### WHAT TO PRODUCE
Each line that follows should be printed again exactly as it stands.

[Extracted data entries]
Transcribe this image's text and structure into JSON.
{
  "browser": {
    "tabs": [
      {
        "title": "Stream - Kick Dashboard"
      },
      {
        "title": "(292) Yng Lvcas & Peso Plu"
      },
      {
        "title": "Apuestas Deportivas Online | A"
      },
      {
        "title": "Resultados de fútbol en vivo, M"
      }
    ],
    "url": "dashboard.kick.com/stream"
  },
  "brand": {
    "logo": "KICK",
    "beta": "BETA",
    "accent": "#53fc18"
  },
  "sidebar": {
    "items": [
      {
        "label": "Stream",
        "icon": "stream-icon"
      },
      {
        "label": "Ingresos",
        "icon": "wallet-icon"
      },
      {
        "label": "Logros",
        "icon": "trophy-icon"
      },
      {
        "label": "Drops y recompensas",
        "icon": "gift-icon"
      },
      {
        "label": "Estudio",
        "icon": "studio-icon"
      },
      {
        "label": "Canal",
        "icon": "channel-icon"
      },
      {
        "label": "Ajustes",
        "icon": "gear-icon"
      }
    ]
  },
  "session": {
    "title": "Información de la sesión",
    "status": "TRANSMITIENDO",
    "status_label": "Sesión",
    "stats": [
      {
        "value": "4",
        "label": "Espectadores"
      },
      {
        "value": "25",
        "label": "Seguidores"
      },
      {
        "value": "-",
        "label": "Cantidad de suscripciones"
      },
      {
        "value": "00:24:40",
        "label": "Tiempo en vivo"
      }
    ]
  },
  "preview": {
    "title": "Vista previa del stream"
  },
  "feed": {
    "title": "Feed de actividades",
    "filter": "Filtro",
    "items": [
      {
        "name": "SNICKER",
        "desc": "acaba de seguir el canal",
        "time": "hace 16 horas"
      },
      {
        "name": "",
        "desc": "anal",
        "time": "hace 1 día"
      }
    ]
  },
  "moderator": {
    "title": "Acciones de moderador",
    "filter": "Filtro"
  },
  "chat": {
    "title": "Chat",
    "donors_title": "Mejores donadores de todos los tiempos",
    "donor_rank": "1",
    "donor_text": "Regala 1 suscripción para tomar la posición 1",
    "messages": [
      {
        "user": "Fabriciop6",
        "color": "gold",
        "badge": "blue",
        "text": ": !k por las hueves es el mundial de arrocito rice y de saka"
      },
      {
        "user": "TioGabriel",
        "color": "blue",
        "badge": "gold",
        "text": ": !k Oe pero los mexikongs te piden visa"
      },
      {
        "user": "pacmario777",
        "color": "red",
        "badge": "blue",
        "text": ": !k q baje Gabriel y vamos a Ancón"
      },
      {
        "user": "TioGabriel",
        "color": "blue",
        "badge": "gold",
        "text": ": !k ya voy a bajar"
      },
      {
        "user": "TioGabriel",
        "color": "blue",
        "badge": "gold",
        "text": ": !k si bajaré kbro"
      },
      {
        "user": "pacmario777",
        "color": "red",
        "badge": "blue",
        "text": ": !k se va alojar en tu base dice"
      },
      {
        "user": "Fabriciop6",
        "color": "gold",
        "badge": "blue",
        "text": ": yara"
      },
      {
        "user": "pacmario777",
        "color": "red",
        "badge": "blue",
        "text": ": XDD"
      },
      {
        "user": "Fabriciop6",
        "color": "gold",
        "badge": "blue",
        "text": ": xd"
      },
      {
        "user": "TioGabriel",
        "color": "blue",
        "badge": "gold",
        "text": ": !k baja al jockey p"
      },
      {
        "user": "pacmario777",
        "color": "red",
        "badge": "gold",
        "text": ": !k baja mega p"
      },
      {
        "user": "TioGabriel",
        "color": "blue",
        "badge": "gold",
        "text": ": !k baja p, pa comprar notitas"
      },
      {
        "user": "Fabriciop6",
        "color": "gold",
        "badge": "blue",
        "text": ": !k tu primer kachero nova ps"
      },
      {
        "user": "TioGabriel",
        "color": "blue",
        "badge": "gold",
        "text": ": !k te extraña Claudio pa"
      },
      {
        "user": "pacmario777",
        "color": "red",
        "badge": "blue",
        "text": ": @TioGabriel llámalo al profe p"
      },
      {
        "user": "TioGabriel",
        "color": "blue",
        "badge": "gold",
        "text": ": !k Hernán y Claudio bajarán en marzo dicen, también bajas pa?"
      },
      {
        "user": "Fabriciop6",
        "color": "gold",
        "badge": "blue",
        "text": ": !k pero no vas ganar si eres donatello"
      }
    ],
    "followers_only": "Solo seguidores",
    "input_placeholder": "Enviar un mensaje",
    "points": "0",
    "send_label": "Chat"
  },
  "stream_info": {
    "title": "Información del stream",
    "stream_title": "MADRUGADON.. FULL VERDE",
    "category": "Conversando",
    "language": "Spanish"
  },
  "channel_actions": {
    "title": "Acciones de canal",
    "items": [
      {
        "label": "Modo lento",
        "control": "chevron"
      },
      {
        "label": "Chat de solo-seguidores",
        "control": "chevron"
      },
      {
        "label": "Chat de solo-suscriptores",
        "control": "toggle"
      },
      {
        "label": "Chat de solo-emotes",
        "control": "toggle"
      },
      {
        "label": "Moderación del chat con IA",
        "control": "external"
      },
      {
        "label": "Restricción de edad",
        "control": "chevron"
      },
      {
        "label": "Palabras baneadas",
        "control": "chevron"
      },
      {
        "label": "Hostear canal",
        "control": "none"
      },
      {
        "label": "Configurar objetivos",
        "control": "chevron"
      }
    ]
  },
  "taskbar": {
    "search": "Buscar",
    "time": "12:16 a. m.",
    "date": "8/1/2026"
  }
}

### COMPLETE ANSWER
Transcribe this image's text and structure into JSON.
{
  "browser": {
    "tabs": [
      {
        "title": "Stream - Kick Dashboard"
      },
      {
        "title": "(292) Yng Lvcas & Peso Plu"
      },
      {
        "title": "Apuestas Deportivas Online | A"
      },
      {
        "title": "Resultados de fútbol en vivo, M"
      }
    ],
    "url": "dashboard.kick.com/stream"
  },
  "brand": {
    "logo": "KICK",
    "beta": "BETA",
    "accent": "#53fc18"
  },
  "sidebar": {
    "items": [
      {
        "label": "Stream",
        "icon": "stream-icon"
      },
      {
        "label": "Ingresos",
        "icon": "wallet-icon"
      },
      {
        "label": "Logros",
        "icon": "trophy-icon"
      },
      {
        "label": "Drops y recompensas",
        "icon": "gift-icon"
      },
      {
        "label": "Estudio",
        "icon": "studio-icon"
      },
      {
        "label": "Canal",
        "icon": "channel-icon"
      },
      {
        "label": "Ajustes",
        "icon": "gear-icon"
      }
    ]
  },
  "session": {
    "title": "Información de la sesión",
    "status": "TRANSMITIENDO",
    "status_label": "Sesión",
    "stats": [
      {
        "value": "4",
        "label": "Espectadores"
      },
      {
        "value": "25",
        "label": "Seguidores"
      },
      {
        "value": "-",
        "label": "Cantidad de suscripciones"
      },
      {
        "value": "00:24:40",
        "label": "Tiempo en vivo"
      }
    ]
  },
  "preview": {
    "title": "Vista previa del stream"
  },
  "feed": {
    "title": "Feed de actividades",
    "filter": "Filtro",
    "items": [
      {
        "name": "SNICKER",
        "desc": "acaba de seguir el canal",
        "time": "hace 16 horas"
      },
      {
        "name": "",
        "desc": "anal",
        "time": "hace 1 día"
      }
    ]
  },
  "moderator": {
    "title": "Acciones de moderador",
    "filter": "Filtro"
  },
  "chat": {
    "title": "Chat",
    "donors_title": "Mejores donadores de todos los tiempos",
    "donor_rank": "1",
    "donor_text": "Regala 1 suscripción para tomar la posición 1",
    "messages": [
      {
        "user": "Fabriciop6",
        "color": "gold",
        "badge": "blue",
        "text": ": !k por las hueves es el mundial de arrocito rice y de saka"
      },
      {
        "user": "TioGabriel",
        "color": "blue",
        "badge": "gold",
        "text": ": !k Oe pero los mexikongs te piden visa"
      },
      {
        "user": "pacmario777",
        "color": "red",
        "badge": "blue",
        "text": ": !k q baje Gabriel y vamos a Ancón"
      },
      {
        "user": "TioGabriel",
        "color": "blue",
        "badge": "gold",
        "text": ": !k ya voy a bajar"
      },
      {
        "user": "TioGabriel",
        "color": "blue",
        "badge": "gold",
        "text": ": !k si bajaré kbro"
      },
      {
        "user": "pacmario777",
        "color": "red",
        "badge": "blue",
        "text": ": !k se va alojar en tu base dice"
      },
      {
        "user": "Fabriciop6",
        "color": "gold",
        "badge": "blue",
        "text": ": yara"
      },
      {
        "user": "pacmario777",
        "color": "red",
        "badge": "blue",
        "text": ": XDD"
      },
      {
        "user": "Fabriciop6",
        "color": "gold",
        "badge": "blue",
        "text": ": xd"
      },
      {
        "user": "TioGabriel",
        "color": "blue",
        "badge": "gold",
        "text": ": !k baja al jockey p"
      },
      {
        "user": "pacmario777",
        "color": "red",
        "badge": "gold",
        "text": ": !k baja mega p"
      },
      {
        "user": "TioGabriel",
        "color": "blue",
        "badge": "gold",
        "text": ": !k baja p, pa comprar notitas"
      },
      {
        "user": "Fabriciop6",
        "color": "gold",
        "badge": "blue",
        "text": ": !k tu primer kachero nova ps"
      },
      {
        "user": "TioGabriel",
        "color": "blue",
        "badge": "gold",
        "text": ": !k te extraña Claudio pa"
      },
      {
        "user": "pacmario777",
        "color": "red",
        "badge": "blue",
        "text": ": @TioGabriel llámalo al profe p"
      },
      {
        "user": "TioGabriel",
        "color": "blue",
        "badge": "gold",
        "text": ": !k Hernán y Claudio bajarán en marzo dicen, también bajas pa?"
      },
      {
        "user": "Fabriciop6",
        "color": "gold",
        "badge": "blue",
        "text": ": !k pero no vas ganar si eres donatello"
      }
    ],
    "followers_only": "Solo seguidores",
    "input_placeholder": "Enviar un mensaje",
    "points": "0",
    "send_label": "Chat"
  },
  "stream_info": {
    "title": "Información del stream",
    "stream_title": "MADRUGADON.. FULL VERDE",
    "category": "Conversando",
    "language": "Spanish"
  },
  "channel_actions": {
    "title": "Acciones de canal",
    "items": [
      {
        "label": "Modo lento",
        "control": "chevron"
      },
      {
        "label": "Chat de solo-seguidores",
        "control": "chevron"
      },
      {
        "label": "Chat de solo-suscriptores",
        "control": "toggle"
      },
      {
        "label": "Chat de solo-emotes",
        "control": "toggle"
      },
      {
        "label": "Moderación del chat con IA",
        "control": "external"
      },
      {
        "label": "Restricción de edad",
        "control": "chevron"
      },
      {
        "label": "Palabras baneadas",
        "control": "chevron"
      },
      {
        "label": "Hostear canal",
        "control": "none"
      },
      {
        "label": "Configurar objetivos",
        "control": "chevron"
      }
    ]
  },
  "taskbar": {
    "search": "Buscar",
    "time": "12:16 a. m.",
    "date": "8/1/2026"
  }
}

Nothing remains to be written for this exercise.